→ **BLOK TEKS**:
Sementara itu pada, 15 Februari 1958, Achmad Husein memproklamasikan berdirinya Pemerintahan Revolusioner Republik Indonesia (PRRI) dengan Syarifudin Prawiranegara sebagai perdana menterinya. Proklamasi PRRI mendapatkan sambutan dari Indonesia bagian Timur. Dalam rapat-rapat raksasa yang dilaksanakan di beberapa daerah Komando Daerah Militer Sulawesi Utara dan Tengah, Kolonel D. J Somba mengeluarkan pernyataan bahwa sejak tanggal 17 Februari 1958 Kodim Sulawesi Utara dan Tengah (KDMSUT) menyatakan putus hubungan dengan pemerintah pusat dan mendukung PRRI.
Untuk memulihkan keamanan Negara, pemerintah bersama dengan KSAD memutuskan untuk melakukan operasi militer. Operasi gabungan AD-AL-AU terhadap PRRI ini diberi nama Operasi 17 Agustus yang dipimpin oleh Letnan Kolonel Ahmad Yani. Operasi pertama kali ditujukan ke Pekanbaru untuk mengamankan sumber-sumber minyak. Pada tanggal 14 Maret 1958 Pekanbaru berhasil dikuasai. Operasi militer kemudian dikembangkan ke pusat pertahanan PRRI. Pada tanggal 4 Mei 1958 Bukittinggi berhasil direbut kembali. Selanjutnya, pasukan TNI membersihkan daerah-daerah bekas kekuasaan PRRI. Banyak anggota PRRI yang melarikan diri ke hutan-hutan.

→ **DATA YANG DIBERIKAN**:
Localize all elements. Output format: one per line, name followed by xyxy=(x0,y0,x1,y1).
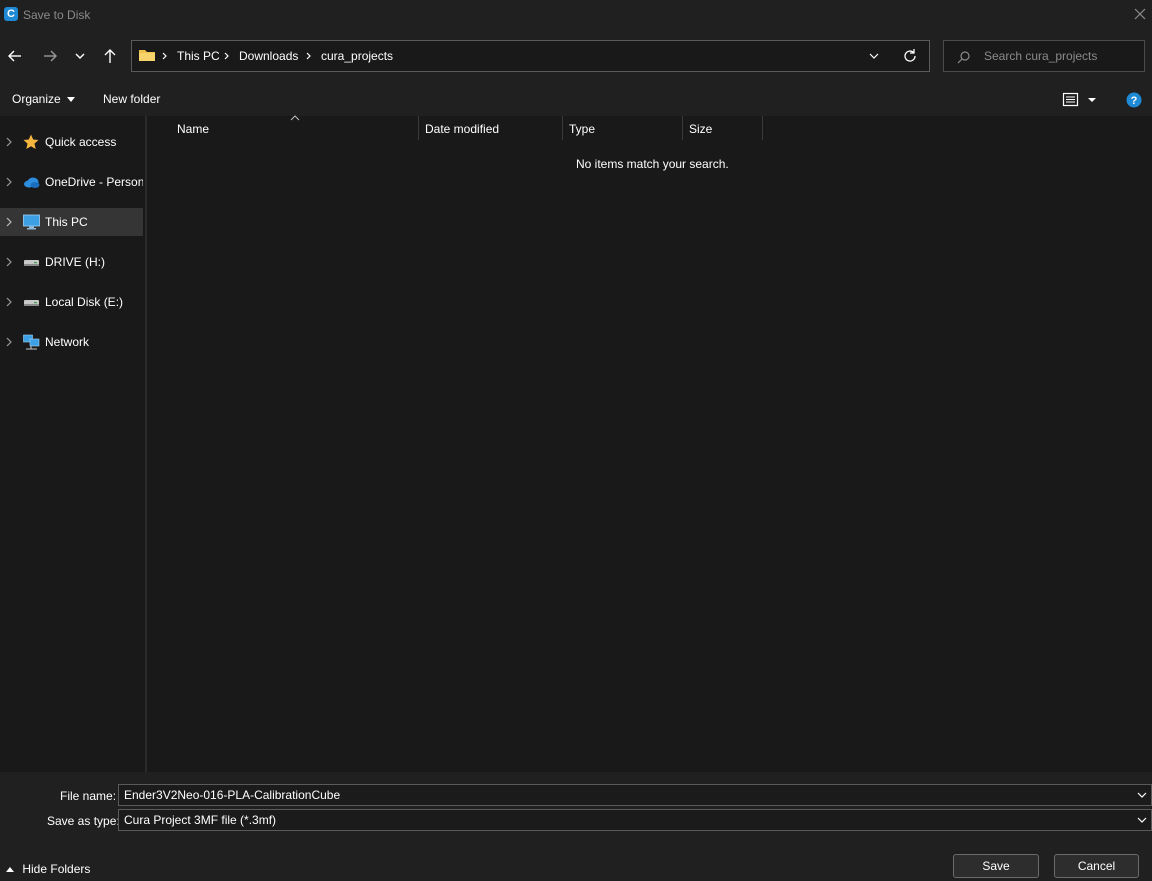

→ **PETUNJUK TUGAS**:
Ubah nama "Bukittinggi" menjadi "Padang", lalu tuliskan kembali bagian teks tentang PRRI di antara "Untuk memulihkan keamanan" dan "diri ke hutan-hutan.", termasuk keduanya.

→ **PENYELESAIAN**:
Untuk memulihkan keamanan Negara, pemerintah bersama dengan KSAD memutuskan untuk melakukan operasi militer. Operasi gabungan AD-AL-AU terhadap PRRI ini diberi nama Operasi 17 Agustus yang dipimpin oleh Letnan Kolonel Ahmad Yani. Operasi pertama kali ditujukan ke Pekanbaru untuk mengamankan sumber-sumber minyak. Pada tanggal 14 Maret 1958 Pekanbaru berhasil dikuasai. Operasi militer kemudian dikembangkan ke pusat pertahanan PRRI. Pada tanggal 4 Mei 1958 Padang berhasil direbut kembali. Selanjutnya, pasukan TNI membersihkan daerah-daerah bekas kekuasaan PRRI. Banyak anggota PRRI yang melarikan diri ke hutan-hutan.